### TEXT PROVIDED
I always expect something life-changing to happen on May 12th each year....
So, while I wait, and wonder, and finally realise that change comes from within, here's an account of the first ever place that I explored alone in Brittany. Incidentally, I first wrote about this on a blog that I began in 2008, when I was considering running a B&B in France, and that I'd totally forgotten until today, so I am stepping back in time seven years while re-writing this post.
Les Septs Saints Dormant - Vieux Marché
Near the small Breton town of Vieux Marché is a chapel dedicated to The Seven Sleeping Saints.
To reach the chapel I set off west towards the coastline where, in the fifth century, Irish monks - les moines navigateurs - arrived in flimsy crafts, set foot on rocky shores and gave thanks for their safe delivery.
Towards the coast but not quite that far
You drive through a spectacular September countryside, through dark and brooding forests where occasional shafts of sunlight cast golden rays across damp earthy paths and red squirrels scamper in front of you, down steep single-track roads with dangerous drops into crystal-clear streams, emerge from the darkness to discover small stone villages of flower-clad houses clustered around a church... fields of maize whose drying leaves and ripe cobs rattle in the breeze and sound like aboriginal musical instruments, small gardens filled to bursting with tomato plants, cabbages and beans, trees heavy with apples, chestnuts and acorns... and then plunge once more into the depths of a verdant green undergrowth.

### STORED DATA
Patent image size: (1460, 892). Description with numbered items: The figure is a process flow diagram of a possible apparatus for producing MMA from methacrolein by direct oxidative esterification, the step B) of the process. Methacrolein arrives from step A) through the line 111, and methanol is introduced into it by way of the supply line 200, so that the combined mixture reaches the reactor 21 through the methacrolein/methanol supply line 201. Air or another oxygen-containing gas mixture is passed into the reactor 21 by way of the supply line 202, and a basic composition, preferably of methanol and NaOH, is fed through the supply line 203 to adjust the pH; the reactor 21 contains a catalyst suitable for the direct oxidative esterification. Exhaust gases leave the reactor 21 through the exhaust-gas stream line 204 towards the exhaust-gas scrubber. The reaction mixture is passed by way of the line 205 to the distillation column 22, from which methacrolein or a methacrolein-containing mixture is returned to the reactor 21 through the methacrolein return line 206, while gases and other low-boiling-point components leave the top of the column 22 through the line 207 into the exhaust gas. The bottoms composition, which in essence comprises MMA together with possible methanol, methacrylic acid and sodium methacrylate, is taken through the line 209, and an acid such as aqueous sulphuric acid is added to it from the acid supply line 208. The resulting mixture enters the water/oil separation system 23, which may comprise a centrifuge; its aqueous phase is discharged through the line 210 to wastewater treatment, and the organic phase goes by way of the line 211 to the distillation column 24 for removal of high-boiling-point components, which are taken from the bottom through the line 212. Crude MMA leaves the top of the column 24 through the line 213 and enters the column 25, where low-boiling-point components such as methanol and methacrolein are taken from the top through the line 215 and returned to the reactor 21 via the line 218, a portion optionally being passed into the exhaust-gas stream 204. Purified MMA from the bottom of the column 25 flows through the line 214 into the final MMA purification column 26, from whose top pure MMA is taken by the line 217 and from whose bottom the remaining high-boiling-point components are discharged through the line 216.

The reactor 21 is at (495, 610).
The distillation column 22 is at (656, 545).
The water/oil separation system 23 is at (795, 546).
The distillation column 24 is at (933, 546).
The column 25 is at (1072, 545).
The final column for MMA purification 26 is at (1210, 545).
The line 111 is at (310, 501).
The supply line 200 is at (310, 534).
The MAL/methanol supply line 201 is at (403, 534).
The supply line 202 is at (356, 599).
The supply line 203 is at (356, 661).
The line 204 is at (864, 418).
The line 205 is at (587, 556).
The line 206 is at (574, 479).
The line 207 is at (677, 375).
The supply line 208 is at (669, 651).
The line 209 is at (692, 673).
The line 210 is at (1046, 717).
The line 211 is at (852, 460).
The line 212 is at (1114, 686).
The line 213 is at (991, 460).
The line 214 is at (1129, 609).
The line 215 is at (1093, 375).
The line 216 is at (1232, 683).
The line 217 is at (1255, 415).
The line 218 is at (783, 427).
---
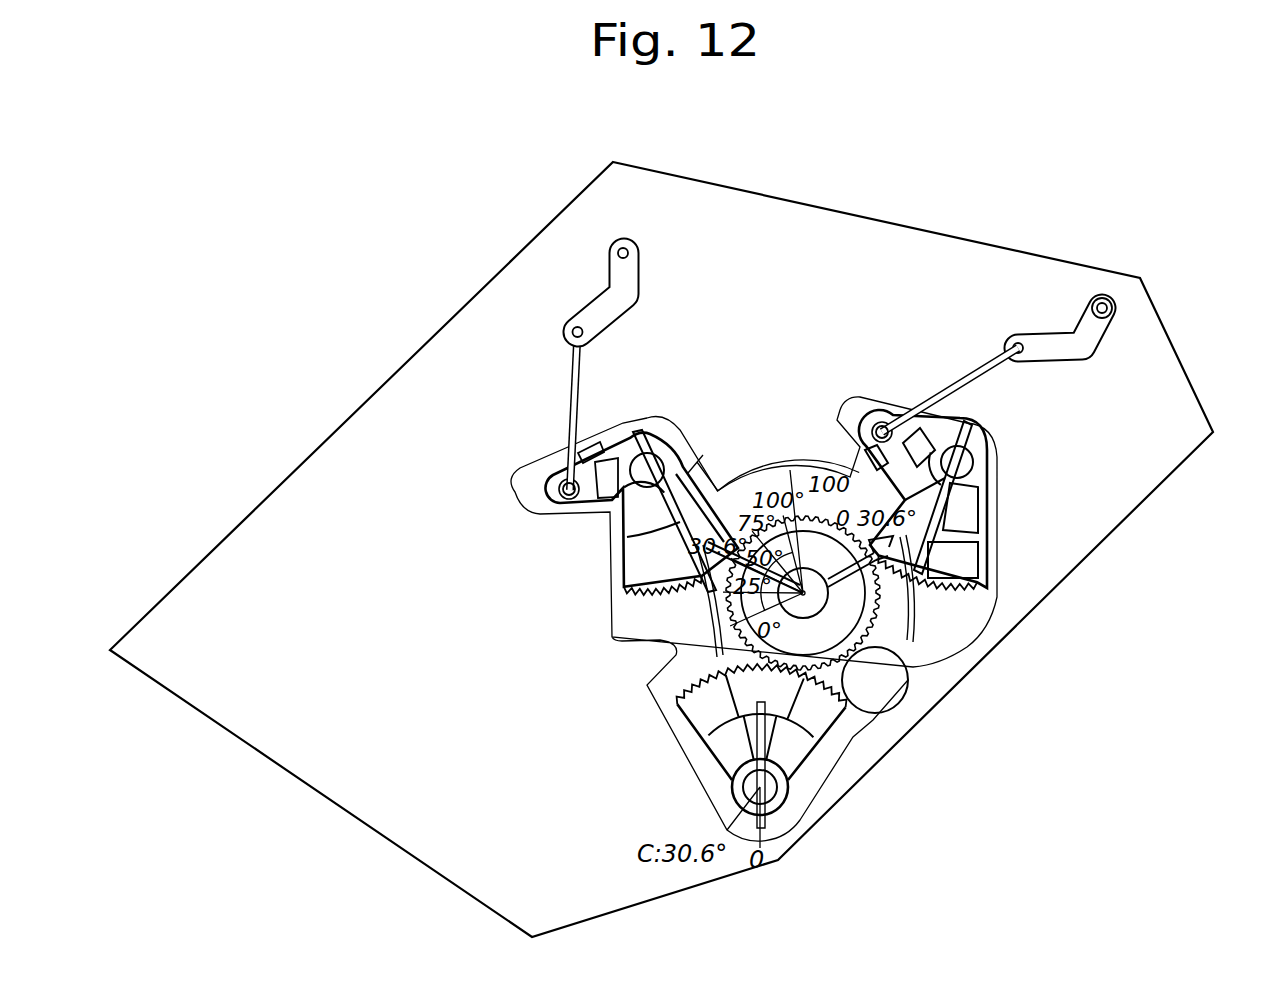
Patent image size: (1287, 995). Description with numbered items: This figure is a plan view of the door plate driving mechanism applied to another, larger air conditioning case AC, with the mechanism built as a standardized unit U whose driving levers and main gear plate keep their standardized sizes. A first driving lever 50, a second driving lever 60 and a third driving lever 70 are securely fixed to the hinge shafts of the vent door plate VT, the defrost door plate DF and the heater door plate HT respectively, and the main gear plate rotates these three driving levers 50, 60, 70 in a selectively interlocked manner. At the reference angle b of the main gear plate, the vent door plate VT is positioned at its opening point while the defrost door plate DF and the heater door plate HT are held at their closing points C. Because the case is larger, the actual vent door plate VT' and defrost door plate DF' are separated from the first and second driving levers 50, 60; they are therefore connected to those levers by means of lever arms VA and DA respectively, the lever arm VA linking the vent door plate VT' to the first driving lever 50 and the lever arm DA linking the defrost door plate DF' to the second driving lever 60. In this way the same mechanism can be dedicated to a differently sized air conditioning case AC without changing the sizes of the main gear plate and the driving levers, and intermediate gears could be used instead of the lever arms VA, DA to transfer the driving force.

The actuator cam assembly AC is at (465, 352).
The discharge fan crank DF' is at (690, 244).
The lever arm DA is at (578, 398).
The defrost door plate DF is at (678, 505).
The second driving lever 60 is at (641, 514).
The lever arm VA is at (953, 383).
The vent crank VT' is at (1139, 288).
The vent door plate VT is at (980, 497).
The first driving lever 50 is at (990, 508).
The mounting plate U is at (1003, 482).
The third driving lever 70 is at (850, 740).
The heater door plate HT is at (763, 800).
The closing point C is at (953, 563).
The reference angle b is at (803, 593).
--
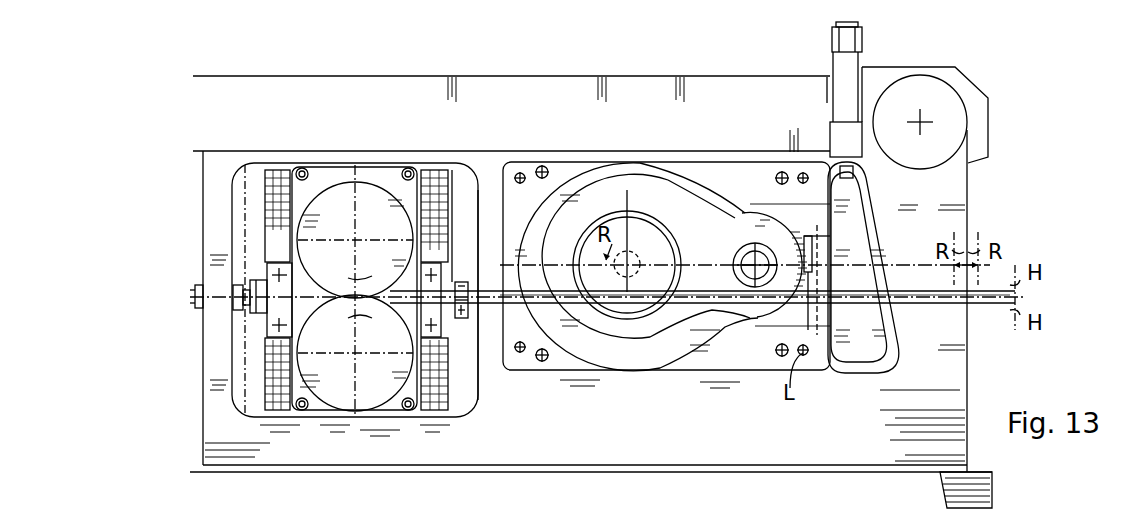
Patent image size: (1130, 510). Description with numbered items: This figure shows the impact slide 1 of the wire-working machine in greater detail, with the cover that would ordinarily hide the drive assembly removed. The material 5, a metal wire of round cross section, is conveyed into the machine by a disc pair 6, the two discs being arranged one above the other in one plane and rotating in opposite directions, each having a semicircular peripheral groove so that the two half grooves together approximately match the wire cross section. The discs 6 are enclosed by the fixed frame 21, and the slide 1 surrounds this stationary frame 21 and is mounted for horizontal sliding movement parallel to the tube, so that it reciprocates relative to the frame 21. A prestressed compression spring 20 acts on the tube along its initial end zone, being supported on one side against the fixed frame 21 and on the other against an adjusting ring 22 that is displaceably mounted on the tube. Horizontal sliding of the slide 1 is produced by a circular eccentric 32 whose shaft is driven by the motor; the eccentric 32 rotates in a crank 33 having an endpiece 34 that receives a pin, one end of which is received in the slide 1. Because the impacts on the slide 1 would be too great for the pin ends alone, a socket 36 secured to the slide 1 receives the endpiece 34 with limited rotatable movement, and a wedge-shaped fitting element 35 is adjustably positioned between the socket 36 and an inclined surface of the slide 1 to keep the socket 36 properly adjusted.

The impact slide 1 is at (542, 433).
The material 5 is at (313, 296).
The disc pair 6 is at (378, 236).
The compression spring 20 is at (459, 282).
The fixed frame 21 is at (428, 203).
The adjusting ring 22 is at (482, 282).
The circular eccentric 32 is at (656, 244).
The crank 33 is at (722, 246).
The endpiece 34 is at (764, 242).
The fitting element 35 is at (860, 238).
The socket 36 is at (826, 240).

### EXERCISE REQUIREMENTS
(a) From the Brittany travel post, quote the passage word for word, starting at the words "Towards the coast but" and ending after the words "verdant green undergrowth.".
(b) According to the Brittany travel post, in which century did Irish monks arrive on the coast?
(c) Answer yes or no for each statement about the Brittany travel post, and support each answer with the exact words from the post that decide it.
(i) The writer first wrote about this place on a blog started in 2008.
(ii) The drive toward the chapel passes through a springtime countryside.
(iii) The chapel near Vieux Marché is dedicated to The Seven Sleeping Saints.

### REPLIES
(a)
Towards the coast but not quite that far
You drive through a spectacular September countryside, through dark and brooding forests where occasional shafts of sunlight cast golden rays across damp earthy paths and red squirrels scamper in front of you, down steep single-track roads with dangerous drops into crystal-clear streams, emerge from the darkness to discover small stone villages of flower-clad houses clustered around a church... fields of maize whose drying leaves and ripe cobs rattle in the breeze and sound like aboriginal musical instruments, small gardens filled to bursting with tomato plants, cabbages and beans, trees heavy with apples, chestnuts and acorns... and then plunge once more into the depths of a verdant green undergrowth.

(b) The fifth century.

(c)
(i) Yes: "I first wrote about this on a blog that I began in 2008"
(ii) No: "You drive through a spectacular September countryside"
(iii) Yes: "Near the small Breton town of Vieux Marché is a chapel dedicated to The Seven Sleeping Saints."